● **Exercise task**:
In the lines from the one with "Segment this screenshot: for" to the one with "lon-label: 180 (446, 487, 470, 502)", change every "colorbar-swatch" to "color-swatch" and write those lines out again with nothing else altered. Do not include the pictures.

━━━━━━

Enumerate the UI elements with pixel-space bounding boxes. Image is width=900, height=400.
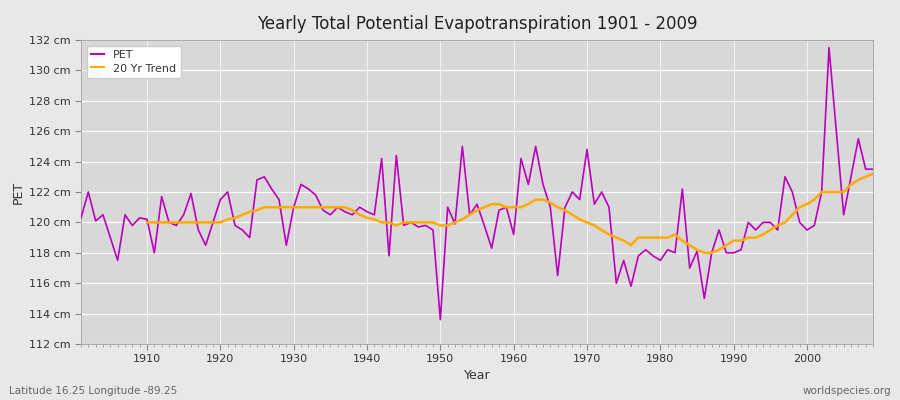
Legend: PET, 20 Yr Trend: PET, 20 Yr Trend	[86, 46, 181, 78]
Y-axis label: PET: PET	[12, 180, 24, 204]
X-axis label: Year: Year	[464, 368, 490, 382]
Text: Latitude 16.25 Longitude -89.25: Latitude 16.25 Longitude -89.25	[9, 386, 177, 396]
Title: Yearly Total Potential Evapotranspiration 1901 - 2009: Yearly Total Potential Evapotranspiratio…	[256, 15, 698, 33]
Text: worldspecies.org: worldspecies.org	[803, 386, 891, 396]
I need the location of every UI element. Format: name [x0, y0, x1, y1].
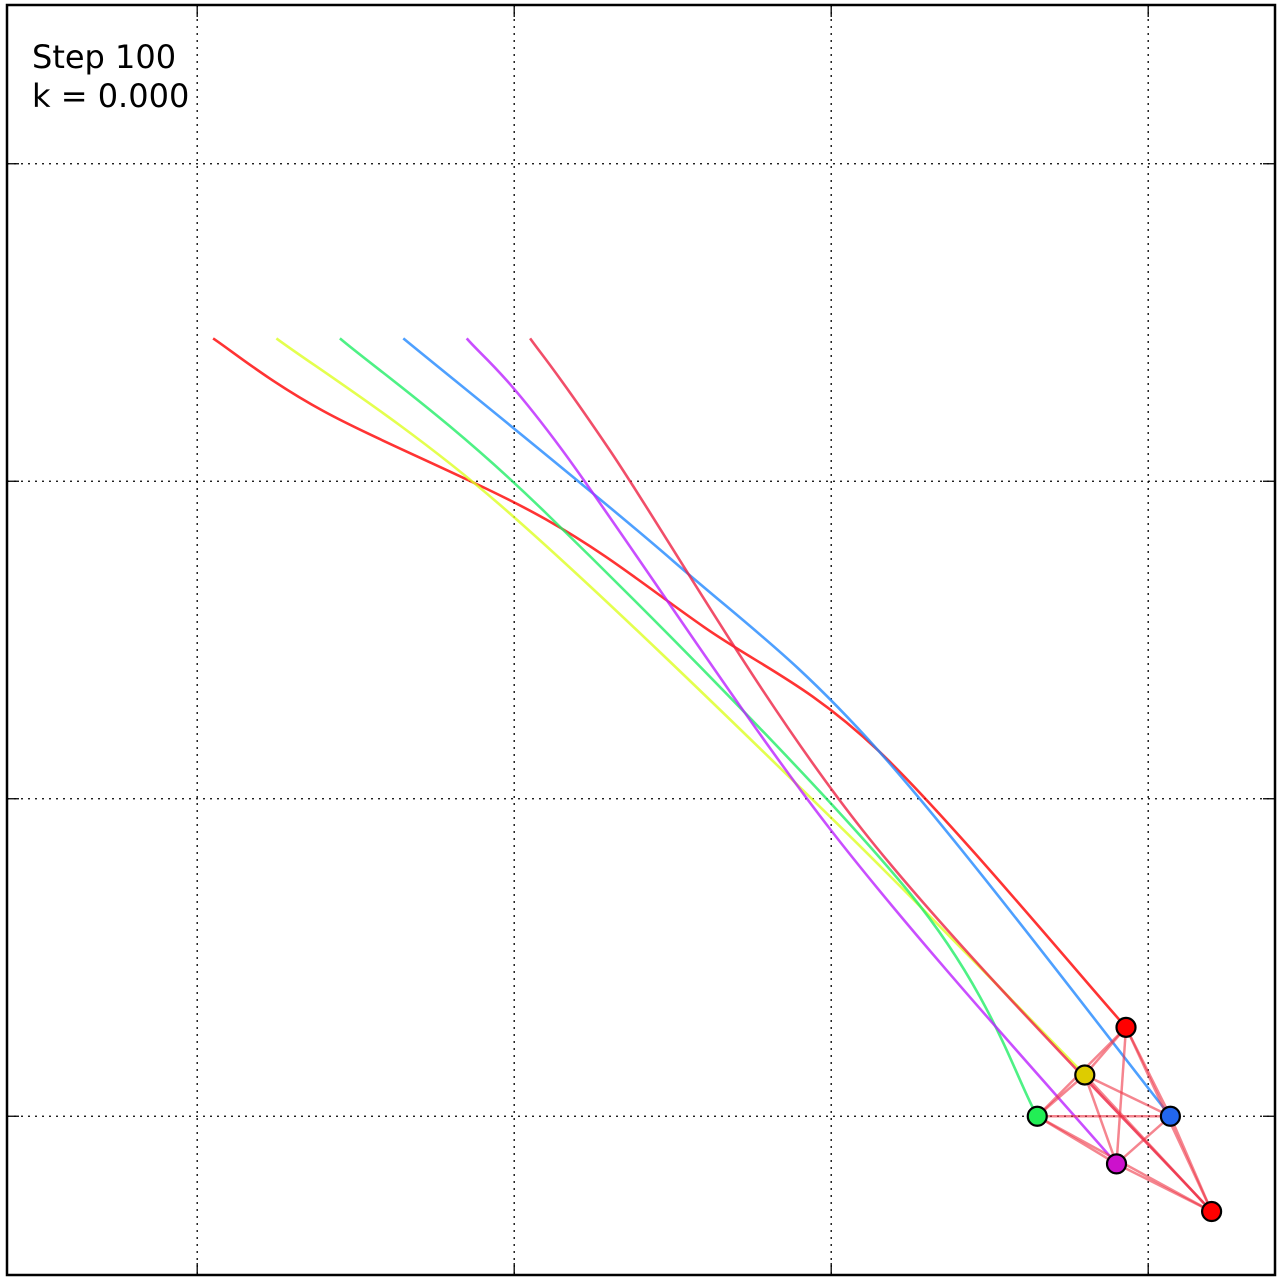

━━━━━━

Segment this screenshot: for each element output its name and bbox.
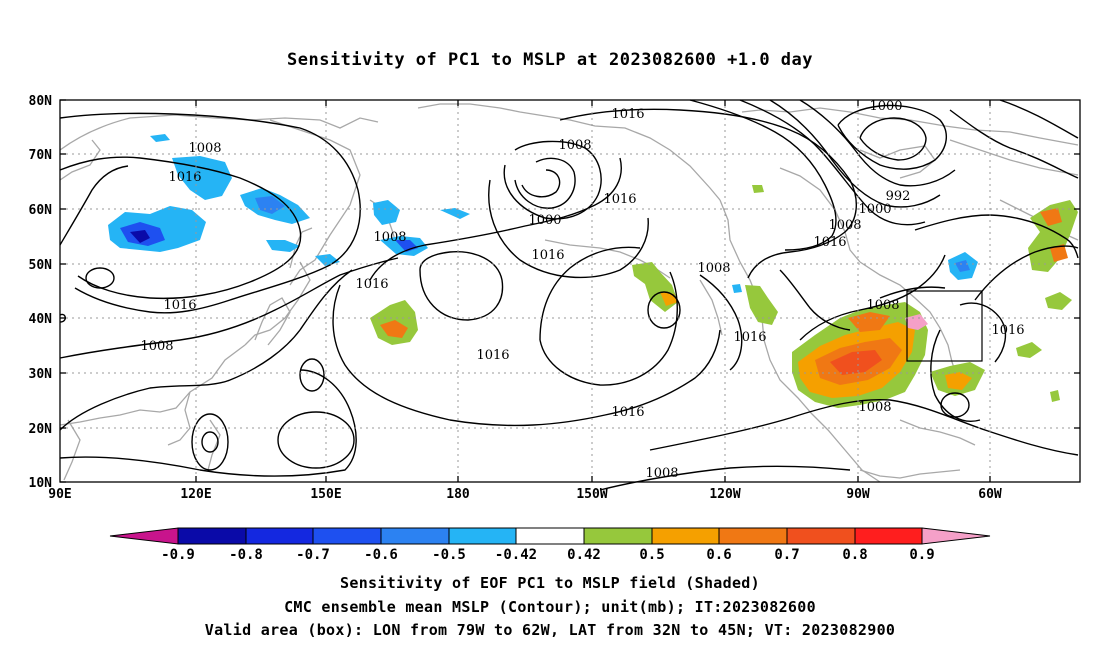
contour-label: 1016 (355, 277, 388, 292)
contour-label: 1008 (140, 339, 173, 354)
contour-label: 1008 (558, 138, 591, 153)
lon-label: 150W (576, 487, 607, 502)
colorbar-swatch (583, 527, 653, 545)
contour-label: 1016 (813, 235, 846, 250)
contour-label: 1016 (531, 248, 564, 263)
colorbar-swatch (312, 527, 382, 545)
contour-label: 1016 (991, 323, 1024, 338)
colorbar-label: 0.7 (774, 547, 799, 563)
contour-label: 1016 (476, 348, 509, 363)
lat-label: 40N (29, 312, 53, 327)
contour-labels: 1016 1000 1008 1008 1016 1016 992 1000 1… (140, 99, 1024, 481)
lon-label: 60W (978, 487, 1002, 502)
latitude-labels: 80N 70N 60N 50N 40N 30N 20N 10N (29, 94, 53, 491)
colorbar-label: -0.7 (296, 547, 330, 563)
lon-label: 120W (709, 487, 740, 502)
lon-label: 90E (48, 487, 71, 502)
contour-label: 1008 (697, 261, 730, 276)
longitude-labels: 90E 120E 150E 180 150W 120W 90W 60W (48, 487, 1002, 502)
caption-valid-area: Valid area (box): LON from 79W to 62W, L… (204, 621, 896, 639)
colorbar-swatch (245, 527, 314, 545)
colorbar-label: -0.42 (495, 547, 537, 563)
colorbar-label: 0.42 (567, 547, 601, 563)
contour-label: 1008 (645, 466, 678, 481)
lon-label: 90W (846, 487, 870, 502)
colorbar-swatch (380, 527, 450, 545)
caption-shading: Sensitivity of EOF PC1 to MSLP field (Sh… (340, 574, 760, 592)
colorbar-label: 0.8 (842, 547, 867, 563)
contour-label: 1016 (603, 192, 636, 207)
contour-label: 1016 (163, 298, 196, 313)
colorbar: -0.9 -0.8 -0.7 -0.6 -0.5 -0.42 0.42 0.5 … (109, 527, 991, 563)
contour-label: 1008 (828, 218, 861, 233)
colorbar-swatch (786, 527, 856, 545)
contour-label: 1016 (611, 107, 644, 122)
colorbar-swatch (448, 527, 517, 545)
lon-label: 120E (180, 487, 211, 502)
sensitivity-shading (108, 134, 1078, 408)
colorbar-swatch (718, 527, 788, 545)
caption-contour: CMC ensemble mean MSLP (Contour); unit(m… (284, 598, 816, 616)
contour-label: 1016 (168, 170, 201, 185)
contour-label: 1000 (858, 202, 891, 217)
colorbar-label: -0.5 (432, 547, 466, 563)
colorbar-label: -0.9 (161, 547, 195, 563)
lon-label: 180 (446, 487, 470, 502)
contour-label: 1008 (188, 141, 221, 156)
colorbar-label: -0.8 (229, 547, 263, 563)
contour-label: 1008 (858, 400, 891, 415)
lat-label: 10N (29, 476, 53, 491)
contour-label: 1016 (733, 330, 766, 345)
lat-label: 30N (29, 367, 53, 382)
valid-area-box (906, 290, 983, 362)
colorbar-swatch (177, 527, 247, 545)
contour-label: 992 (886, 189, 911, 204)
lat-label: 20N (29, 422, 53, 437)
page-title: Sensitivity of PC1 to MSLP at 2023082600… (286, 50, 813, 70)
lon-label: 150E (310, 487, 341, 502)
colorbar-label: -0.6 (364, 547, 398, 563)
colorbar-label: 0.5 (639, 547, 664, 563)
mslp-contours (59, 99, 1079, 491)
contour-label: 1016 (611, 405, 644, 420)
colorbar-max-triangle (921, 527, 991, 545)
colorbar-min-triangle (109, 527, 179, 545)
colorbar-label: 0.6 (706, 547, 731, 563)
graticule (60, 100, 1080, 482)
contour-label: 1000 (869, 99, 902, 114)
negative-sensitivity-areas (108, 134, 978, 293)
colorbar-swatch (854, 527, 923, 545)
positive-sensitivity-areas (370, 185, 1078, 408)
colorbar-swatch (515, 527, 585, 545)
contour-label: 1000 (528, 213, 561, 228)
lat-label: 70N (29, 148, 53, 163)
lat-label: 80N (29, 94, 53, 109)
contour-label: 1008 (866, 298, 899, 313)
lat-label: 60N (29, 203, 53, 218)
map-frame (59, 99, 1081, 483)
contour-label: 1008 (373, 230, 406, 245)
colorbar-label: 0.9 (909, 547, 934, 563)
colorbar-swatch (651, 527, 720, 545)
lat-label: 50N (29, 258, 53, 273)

━━━━━━

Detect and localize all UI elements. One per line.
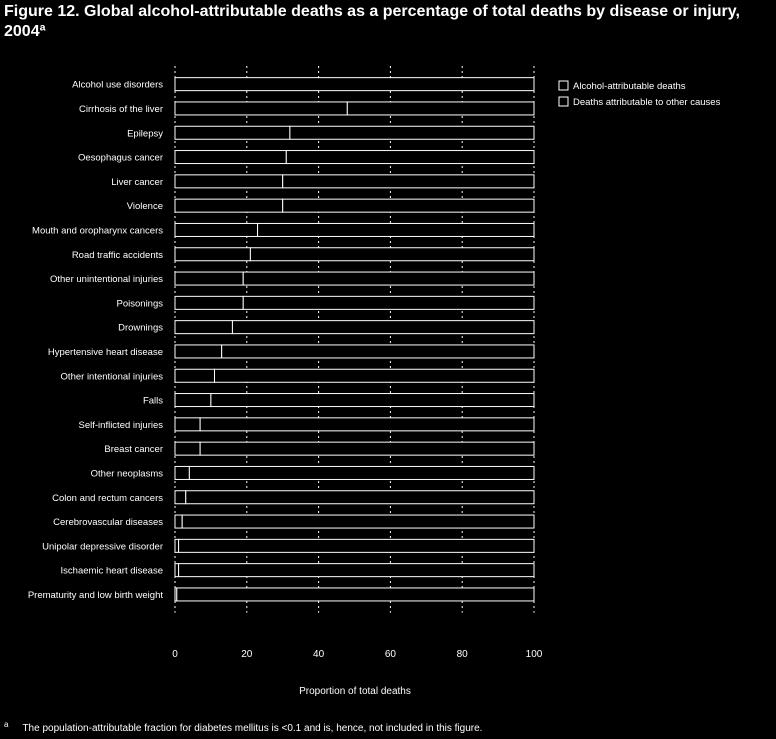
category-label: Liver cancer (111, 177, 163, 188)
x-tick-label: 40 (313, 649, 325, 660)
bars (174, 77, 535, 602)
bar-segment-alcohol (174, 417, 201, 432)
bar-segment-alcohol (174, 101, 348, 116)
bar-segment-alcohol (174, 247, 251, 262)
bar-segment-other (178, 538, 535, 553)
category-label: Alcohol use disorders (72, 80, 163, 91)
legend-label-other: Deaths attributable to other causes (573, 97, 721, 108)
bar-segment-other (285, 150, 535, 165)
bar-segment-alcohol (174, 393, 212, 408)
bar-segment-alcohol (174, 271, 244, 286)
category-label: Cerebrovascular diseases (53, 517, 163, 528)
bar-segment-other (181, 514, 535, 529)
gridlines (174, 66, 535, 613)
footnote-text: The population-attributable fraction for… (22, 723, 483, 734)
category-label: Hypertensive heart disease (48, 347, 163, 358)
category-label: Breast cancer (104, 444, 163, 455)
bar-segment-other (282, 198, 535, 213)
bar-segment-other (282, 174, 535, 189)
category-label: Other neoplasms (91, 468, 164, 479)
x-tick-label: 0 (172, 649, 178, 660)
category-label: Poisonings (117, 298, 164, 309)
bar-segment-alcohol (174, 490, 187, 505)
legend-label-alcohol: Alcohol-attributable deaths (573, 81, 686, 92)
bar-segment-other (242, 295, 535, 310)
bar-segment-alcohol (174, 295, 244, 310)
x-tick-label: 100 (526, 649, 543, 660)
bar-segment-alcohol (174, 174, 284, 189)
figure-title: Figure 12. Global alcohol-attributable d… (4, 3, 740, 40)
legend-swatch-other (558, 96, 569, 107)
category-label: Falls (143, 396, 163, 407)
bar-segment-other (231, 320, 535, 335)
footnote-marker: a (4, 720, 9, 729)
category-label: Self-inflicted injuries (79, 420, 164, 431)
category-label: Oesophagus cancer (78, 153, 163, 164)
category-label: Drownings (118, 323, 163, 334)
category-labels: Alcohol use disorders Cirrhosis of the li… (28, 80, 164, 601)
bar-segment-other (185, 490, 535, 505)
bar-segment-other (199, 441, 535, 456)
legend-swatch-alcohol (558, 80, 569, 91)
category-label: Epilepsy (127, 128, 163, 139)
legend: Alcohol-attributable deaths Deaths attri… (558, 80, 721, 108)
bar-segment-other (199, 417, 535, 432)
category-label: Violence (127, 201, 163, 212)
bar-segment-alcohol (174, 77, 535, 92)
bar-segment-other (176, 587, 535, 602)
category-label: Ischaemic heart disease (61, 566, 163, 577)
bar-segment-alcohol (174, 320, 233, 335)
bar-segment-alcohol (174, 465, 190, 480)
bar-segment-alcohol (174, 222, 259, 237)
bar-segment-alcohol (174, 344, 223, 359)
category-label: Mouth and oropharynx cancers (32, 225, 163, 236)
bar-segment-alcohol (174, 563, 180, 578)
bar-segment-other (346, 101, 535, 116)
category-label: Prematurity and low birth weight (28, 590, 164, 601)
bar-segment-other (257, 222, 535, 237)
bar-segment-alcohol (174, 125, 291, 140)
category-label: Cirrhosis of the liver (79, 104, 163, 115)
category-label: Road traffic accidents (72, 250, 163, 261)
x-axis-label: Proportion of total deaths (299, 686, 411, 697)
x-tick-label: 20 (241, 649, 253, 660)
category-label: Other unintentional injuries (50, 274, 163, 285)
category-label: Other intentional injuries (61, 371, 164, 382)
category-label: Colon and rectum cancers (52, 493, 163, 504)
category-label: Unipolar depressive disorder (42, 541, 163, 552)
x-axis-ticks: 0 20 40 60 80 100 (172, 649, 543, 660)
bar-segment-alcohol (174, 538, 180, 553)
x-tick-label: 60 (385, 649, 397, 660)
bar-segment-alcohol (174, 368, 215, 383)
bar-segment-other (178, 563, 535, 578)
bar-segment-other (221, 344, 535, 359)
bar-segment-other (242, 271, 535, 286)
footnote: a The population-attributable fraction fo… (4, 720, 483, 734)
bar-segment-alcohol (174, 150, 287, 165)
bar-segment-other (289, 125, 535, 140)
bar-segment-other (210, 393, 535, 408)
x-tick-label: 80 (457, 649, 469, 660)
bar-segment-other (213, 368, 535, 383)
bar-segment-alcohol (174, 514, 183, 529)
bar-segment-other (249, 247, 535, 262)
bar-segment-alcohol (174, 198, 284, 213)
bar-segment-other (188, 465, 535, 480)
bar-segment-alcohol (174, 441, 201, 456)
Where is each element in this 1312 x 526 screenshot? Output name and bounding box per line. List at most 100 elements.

━━━━━━

● **Output for this exercise**:
Segment this screenshot: for each element output its name and bbox.
contour-label: 1016 (355, 277, 388, 292)
contour-label: 1008 (140, 339, 173, 354)
contour-label: 1008 (558, 138, 591, 153)
lon-label: 150W (576, 487, 607, 502)
color-swatch (583, 527, 653, 545)
contour-label: 1016 (813, 235, 846, 250)
contour-label: 1016 (531, 248, 564, 263)
color-swatch (312, 527, 382, 545)
contour-label: 1016 (991, 323, 1024, 338)
colorbar-label: 0.7 (774, 547, 799, 563)
contour-label: 1016 (476, 348, 509, 363)
lat-label: 40N (29, 312, 53, 327)
contour-labels: 1016 1000 1008 1008 1016 1016 992 1000 1… (140, 99, 1024, 481)
lon-label: 60W (978, 487, 1002, 502)
latitude-labels: 80N 70N 60N 50N 40N 30N 20N 10N (29, 94, 53, 491)
colorbar-label: -0.7 (296, 547, 330, 563)
lon-label: 120W (709, 487, 740, 502)
lon-label: 90E (48, 487, 71, 502)
contour-label: 1008 (697, 261, 730, 276)
longitude-labels: 90E 120E 150E 180 150W 120W 90W 60W (48, 487, 1002, 502)
caption-valid-area: Valid area (box): LON from 79W to 62W, L… (204, 621, 896, 639)
color-swatch (245, 527, 314, 545)
colorbar-label: -0.42 (495, 547, 537, 563)
colorbar-label: 0.42 (567, 547, 601, 563)
contour-label: 1008 (645, 466, 678, 481)
lon-label: 90W (846, 487, 870, 502)
color-swatch (380, 527, 450, 545)
caption-shading: Sensitivity of EOF PC1 to MSLP field (Sh… (340, 574, 760, 592)
colorbar-label: 0.8 (842, 547, 867, 563)
contour-label: 1016 (603, 192, 636, 207)
contour-label: 1016 (163, 298, 196, 313)
colorbar: -0.9 -0.8 -0.7 -0.6 -0.5 -0.42 0.42 0.5 … (109, 527, 991, 563)
contour-label: 1008 (828, 218, 861, 233)
color-swatch (786, 527, 856, 545)
contour-label: 1016 (611, 107, 644, 122)
color-swatch (448, 527, 517, 545)
lon-label: 120E (180, 487, 211, 502)
sensitivity-shading (108, 134, 1078, 408)
color-swatch (718, 527, 788, 545)
caption-contour: CMC ensemble mean MSLP (Contour); unit(m… (284, 598, 816, 616)
contour-label: 1016 (168, 170, 201, 185)
contour-label: 1000 (858, 202, 891, 217)
colorbar-label: -0.5 (432, 547, 466, 563)
colorbar-label: -0.9 (161, 547, 195, 563)
lon-label: 180 (446, 487, 470, 502)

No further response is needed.